ライブが始まればもうそこは戦場。戦場というか、なんかそっち(ステージ)もそりゃあ格闘技でいうリングの中みたいなもんだろうけどまあこっちも同じようなもんだわ、痛えなあと後ろからのひたすら強い圧を受けながら思ったりもしていた。でも嗚呼これこれ〜この押しつぶされ感な〜うん最高最高〜〜と書いてる今も口元が緩んで仕方がない(ドMなわけではない)。エイジは別段いわゆるファンサが多かったり「距離、物理的に近すぎひんか……」なんてことを微塵も(は言いすぎたけどそれくらい)感じなかったし触れられたりできる訳でもなかった。でもみんな前に前に、少しでも前に来たがっているのを一番前でひたすらに感じた。ちょっとでも前に。近くに、じゃない、『前に』の方がしっくりくる。触れたいわけじゃ決してなくて、ただただ『前に』……、いやもうなんかうまく言えないからわかる人には伝わってくれ(やけくそ) こうなんかさ、沸き上がる気持ちを抑えられなくなるっていうかさ、かかってこいよって煽られてんだからそれならこっちはこっちでやってやんよ的なさ(いややけくそかよ)



ボーカル清水エイスケさんの生歌を聞けただけでもかなりの行く意義があると思ったというか、ああ、やっぱりこの人はステージの上がいちばんギラギラしてるな、マイクに向かうその姿がいいなと心の底から思った。ドラムとベースの2人よりも断然初っ端から汗だらだらな姿が比較的印象深かったもののそれすらもさも彼になくてはならないある種の(生理)現象のような気もした。それがよかったみたいなところもある。目を瞑ればその瞼にグッと胸というかもう心臓を鷲掴みにされたような気分になったし、グワッと眼球が飛び出るんじゃないかってくらい見開かれたそれを見てしまえばもはや心がたまらず踊り狂ってしまうような興奮を覚えた。ステージの中央にそれこそ踊り狂いながら、ギターを鳴り響かせ歪ませながらやってくる姿には体の底の方から熱量を搾り取られてしまうんじゃないかとさえ感じた。

------

◆ 課題の指示
[1] 本文の「ボーカル清水エイスケさんの生歌を」で始まる段落を、主な内容を残して箇条書きで短くまとめてください。
[2] 本文では、ライブが始まった後の会場は何にたとえられていますか。
[3] 本文から「ライブが始まればもうそこは戦」を含む語句から抜き出しを始め、「うんじゃないかとさえ感じた。」で止めてください。途中は一字一句変えないでください。

◆ データ抜粋

------

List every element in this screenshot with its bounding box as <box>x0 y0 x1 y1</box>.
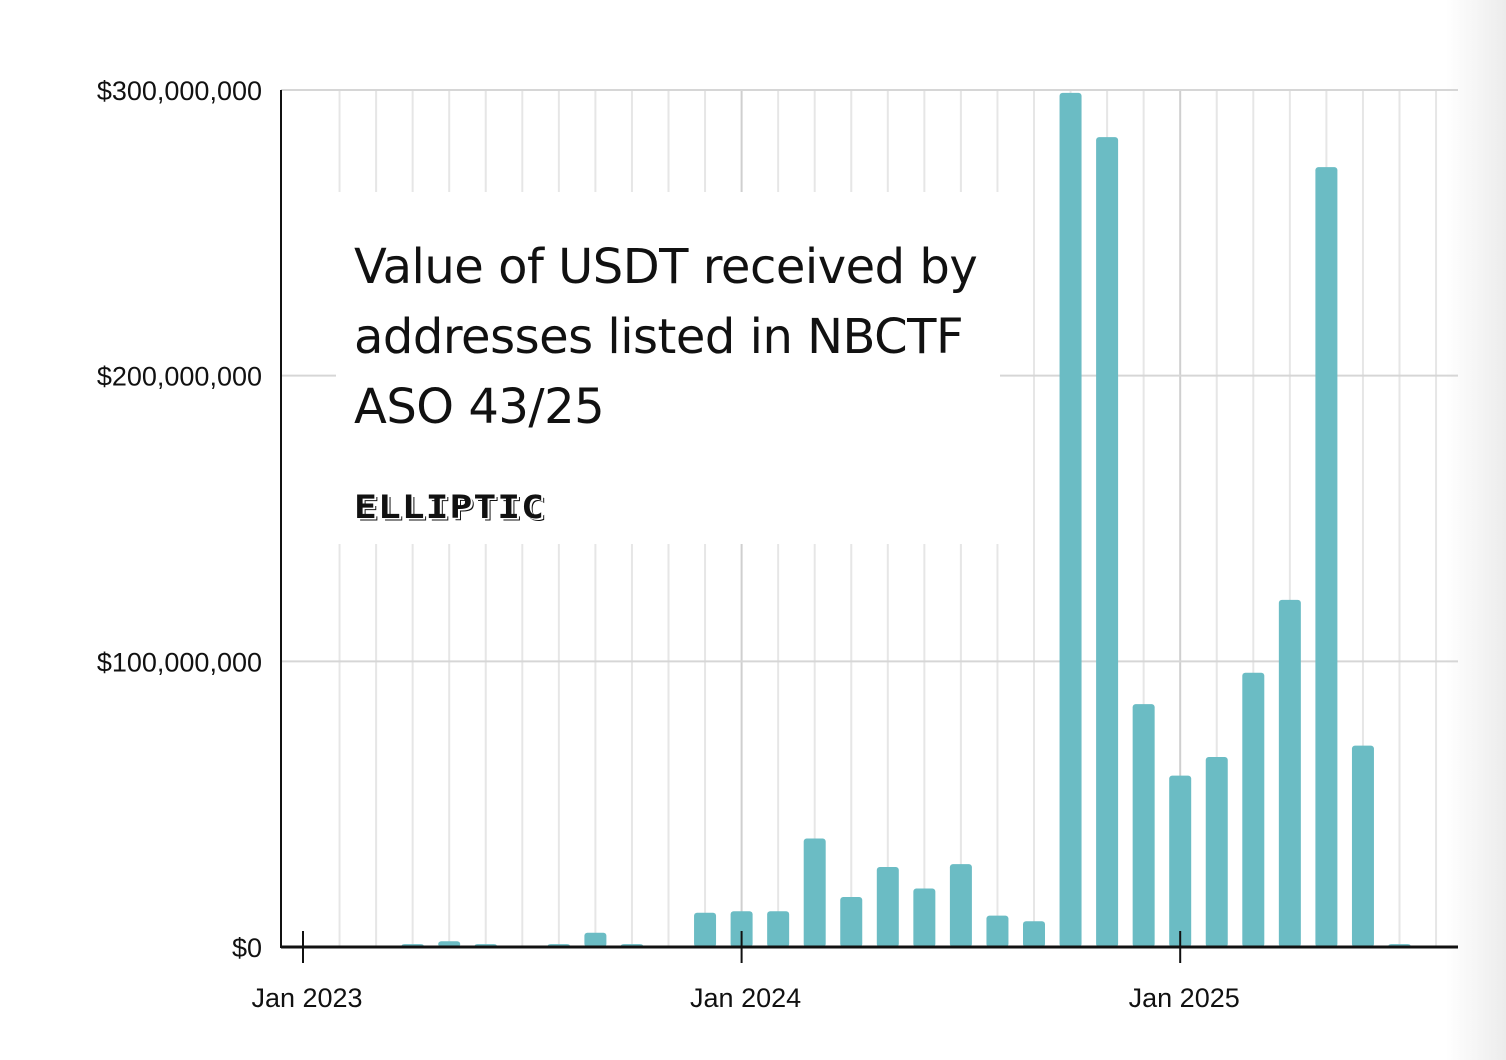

------

◆ 解答
[1]
- 清水エイスケさんの生歌を聞けただけでも、行く意義は大きかったと感じた。
- ステージの上でマイクに向かう姿がいちばんギラギラしていた。
- ドラムとベースの2人よりも、初めから汗だくの姿が印象に残った。その汗も彼に欠かせない現象のように思え、よかったと感じた。
- 目を瞑ったときの瞼に、心臓をつかまれるような気分になった。
- 大きく見開かれた目を見ると、たまらない興奮を覚えた。
- 踊り狂い、ギターを鳴り響かせて歪ませながらステージ中央へ来る姿に、体の底から熱量を搾り取られるようにさえ感じた。

[2] 戦場です。

[3]
ライブが始まればもうそこは戦場。戦場というか、なんかそっち(ステージ)もそりゃあ格闘技でいうリングの中みたいなもんだろうけどまあこっちも同じようなもんだわ、痛えなあと後ろからのひたすら強い圧を受けながら思ったりもしていた。でも嗚呼これこれ〜この押しつぶされ感な〜うん最高最高〜〜と書いてる今も口元が緩んで仕方がない(ドMなわけではない)。エイジは別段いわゆるファンサが多かったり「距離、物理的に近すぎひんか……」なんてことを微塵も(は言いすぎたけどそれくらい)感じなかったし触れられたりできる訳でもなかった。でもみんな前に前に、少しでも前に来たがっているのを一番前でひたすらに感じた。ちょっとでも前に。近くに、じゃない、『前に』の方がしっくりくる。触れたいわけじゃ決してなくて、ただただ『前に』……、いやもうなんかうまく言えないからわかる人には伝わってくれ(やけくそ) こうなんかさ、沸き上がる気持ちを抑えられなくなるっていうかさ、かかってこいよって煽られてんだからそれならこっちはこっちでやってやんよ的なさ(いややけくそかよ)



ボーカル清水エイスケさんの生歌を聞けただけでもかなりの行く意義があると思ったというか、ああ、やっぱりこの人はステージの上がいちばんギラギラしてるな、マイクに向かうその姿がいいなと心の底から思った。ドラムとベースの2人よりも断然初っ端から汗だらだらな姿が比較的印象深かったもののそれすらもさも彼になくてはならないある種の(生理)現象のような気もした。それがよかったみたいなところもある。目を瞑ればその瞼にグッと胸というかもう心臓を鷲掴みにされたような気分になったし、グワッと眼球が飛び出るんじゃないかってくらい見開かれたそれを見てしまえばもはや心がたまらず踊り狂ってしまうような興奮を覚えた。ステージの中央にそれこそ踊り狂いながら、ギターを鳴り響かせ歪ませながらやってくる姿には体の底の方から熱量を搾り取られてしまうんじゃないかとさえ感じた。